=== Short problem ===
Review the lines that follow and copy each one that contains the word "terminal".

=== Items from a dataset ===
#####
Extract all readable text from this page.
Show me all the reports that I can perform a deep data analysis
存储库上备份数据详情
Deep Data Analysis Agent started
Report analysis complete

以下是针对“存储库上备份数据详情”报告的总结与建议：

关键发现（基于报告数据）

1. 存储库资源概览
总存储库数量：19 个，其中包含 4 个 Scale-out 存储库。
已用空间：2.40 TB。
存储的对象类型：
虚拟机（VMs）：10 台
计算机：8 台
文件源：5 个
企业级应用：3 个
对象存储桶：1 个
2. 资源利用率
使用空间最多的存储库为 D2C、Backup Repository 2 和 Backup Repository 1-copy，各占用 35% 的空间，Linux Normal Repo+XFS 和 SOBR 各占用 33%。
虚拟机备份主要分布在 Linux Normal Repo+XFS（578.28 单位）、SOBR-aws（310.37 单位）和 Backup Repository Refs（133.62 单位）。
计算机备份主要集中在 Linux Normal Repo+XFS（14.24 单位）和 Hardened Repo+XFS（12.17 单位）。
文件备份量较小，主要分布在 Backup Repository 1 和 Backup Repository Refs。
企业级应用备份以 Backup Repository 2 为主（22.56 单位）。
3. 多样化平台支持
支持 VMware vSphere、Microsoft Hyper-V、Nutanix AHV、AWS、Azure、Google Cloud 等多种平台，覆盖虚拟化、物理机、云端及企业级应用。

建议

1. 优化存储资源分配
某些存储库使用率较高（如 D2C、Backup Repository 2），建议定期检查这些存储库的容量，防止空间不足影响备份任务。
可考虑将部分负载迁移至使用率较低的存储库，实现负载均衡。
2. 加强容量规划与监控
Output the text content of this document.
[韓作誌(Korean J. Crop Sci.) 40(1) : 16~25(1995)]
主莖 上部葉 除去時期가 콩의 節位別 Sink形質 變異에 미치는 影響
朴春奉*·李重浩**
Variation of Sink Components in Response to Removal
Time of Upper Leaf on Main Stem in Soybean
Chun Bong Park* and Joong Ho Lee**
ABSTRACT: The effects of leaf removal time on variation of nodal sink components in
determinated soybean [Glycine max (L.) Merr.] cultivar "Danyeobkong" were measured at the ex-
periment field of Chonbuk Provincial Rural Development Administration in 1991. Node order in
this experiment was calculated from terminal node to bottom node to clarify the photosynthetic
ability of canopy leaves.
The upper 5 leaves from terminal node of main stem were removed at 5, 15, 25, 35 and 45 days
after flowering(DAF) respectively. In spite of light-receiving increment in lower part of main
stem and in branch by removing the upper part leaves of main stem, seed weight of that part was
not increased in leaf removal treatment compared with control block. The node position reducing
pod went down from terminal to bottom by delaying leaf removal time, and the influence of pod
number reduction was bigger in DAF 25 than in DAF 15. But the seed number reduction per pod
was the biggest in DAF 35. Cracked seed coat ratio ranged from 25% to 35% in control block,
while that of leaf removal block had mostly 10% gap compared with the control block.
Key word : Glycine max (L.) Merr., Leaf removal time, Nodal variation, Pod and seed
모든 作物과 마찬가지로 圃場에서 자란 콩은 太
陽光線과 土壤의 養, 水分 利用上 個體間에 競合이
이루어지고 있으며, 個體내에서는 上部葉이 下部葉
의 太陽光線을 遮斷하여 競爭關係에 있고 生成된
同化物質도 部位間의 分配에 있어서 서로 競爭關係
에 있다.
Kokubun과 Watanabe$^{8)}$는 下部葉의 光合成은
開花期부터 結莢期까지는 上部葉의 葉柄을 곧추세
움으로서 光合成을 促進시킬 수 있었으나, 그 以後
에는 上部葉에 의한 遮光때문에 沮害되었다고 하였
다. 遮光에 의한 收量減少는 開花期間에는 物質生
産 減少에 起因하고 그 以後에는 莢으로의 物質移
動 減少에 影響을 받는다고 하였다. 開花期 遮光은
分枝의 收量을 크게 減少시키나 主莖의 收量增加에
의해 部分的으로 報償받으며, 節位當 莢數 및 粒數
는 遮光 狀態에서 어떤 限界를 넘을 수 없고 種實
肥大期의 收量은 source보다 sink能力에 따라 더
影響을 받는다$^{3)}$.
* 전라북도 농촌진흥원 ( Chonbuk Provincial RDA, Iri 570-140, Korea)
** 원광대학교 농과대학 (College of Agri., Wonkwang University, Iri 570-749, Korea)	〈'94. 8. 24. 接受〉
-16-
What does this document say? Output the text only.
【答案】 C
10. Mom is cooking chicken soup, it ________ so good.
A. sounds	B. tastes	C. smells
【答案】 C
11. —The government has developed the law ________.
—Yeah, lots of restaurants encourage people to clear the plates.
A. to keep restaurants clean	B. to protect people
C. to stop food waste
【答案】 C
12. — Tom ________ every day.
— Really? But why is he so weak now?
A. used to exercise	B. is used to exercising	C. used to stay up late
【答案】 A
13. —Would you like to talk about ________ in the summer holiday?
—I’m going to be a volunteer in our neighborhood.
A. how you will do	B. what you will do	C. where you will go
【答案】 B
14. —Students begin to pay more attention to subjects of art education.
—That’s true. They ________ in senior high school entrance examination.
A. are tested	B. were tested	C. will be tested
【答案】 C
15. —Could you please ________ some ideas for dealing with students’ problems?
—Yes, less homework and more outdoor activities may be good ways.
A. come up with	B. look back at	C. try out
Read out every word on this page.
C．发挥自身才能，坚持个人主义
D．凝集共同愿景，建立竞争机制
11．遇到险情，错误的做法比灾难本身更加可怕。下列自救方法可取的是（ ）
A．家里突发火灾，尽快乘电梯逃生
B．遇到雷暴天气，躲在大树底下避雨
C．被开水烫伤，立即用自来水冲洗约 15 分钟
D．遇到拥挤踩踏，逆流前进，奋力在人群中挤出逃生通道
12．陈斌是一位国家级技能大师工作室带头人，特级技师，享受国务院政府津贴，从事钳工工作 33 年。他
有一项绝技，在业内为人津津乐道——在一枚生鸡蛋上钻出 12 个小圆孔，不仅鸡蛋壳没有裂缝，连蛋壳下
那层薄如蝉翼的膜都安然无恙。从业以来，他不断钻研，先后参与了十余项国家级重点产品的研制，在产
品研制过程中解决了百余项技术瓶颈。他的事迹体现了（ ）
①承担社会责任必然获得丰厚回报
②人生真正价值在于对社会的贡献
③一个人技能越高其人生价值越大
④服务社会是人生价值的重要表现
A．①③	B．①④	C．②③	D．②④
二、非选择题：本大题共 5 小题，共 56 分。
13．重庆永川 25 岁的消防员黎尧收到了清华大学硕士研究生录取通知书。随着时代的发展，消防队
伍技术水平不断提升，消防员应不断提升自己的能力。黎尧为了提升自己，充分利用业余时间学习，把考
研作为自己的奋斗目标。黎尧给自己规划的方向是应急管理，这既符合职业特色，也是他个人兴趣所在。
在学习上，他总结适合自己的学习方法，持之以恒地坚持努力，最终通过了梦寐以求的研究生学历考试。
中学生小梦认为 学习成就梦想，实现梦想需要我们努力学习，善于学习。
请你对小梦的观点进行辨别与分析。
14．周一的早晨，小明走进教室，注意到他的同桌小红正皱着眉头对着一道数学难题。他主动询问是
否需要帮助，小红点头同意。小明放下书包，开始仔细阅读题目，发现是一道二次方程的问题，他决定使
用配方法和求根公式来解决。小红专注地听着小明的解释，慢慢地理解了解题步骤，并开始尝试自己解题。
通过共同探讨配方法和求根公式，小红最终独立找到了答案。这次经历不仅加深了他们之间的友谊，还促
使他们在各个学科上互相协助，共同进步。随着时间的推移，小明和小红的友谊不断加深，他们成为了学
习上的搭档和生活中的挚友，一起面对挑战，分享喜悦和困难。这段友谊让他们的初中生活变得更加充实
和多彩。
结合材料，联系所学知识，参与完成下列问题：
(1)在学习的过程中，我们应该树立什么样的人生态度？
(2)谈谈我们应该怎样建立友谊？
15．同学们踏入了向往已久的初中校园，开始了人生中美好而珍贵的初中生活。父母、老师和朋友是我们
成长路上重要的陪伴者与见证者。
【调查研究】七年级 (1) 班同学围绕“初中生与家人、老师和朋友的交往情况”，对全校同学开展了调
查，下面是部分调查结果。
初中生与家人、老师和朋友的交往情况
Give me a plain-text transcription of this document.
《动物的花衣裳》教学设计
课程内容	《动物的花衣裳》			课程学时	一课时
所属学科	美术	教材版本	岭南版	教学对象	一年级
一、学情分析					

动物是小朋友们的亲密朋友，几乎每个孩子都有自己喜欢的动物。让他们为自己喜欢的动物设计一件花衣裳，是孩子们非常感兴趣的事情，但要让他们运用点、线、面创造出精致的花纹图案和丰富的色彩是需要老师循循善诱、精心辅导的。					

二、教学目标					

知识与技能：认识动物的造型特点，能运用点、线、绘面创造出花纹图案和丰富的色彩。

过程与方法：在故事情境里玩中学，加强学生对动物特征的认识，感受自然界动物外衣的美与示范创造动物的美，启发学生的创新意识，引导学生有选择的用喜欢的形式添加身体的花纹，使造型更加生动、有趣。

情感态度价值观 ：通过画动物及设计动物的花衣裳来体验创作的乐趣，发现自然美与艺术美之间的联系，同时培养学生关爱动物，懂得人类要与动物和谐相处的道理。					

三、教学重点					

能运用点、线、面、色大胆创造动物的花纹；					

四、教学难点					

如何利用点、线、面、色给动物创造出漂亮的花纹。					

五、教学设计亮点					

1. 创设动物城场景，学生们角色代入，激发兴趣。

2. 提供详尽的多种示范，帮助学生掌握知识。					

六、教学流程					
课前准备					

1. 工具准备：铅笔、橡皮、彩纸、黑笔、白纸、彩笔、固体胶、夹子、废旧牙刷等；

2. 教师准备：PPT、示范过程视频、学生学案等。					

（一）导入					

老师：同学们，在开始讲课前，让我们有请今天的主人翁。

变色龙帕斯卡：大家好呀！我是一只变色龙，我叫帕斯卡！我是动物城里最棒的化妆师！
#####
=== Right answer ===
this experiment was calculated from terminal node to bottom node to clarify the photosynthetic
The upper 5 leaves from terminal node of main stem were removed at 5, 15, 25, 35 and 45 days
pod went down from terminal to bottom by delaying leaf removal time, and the influence of pod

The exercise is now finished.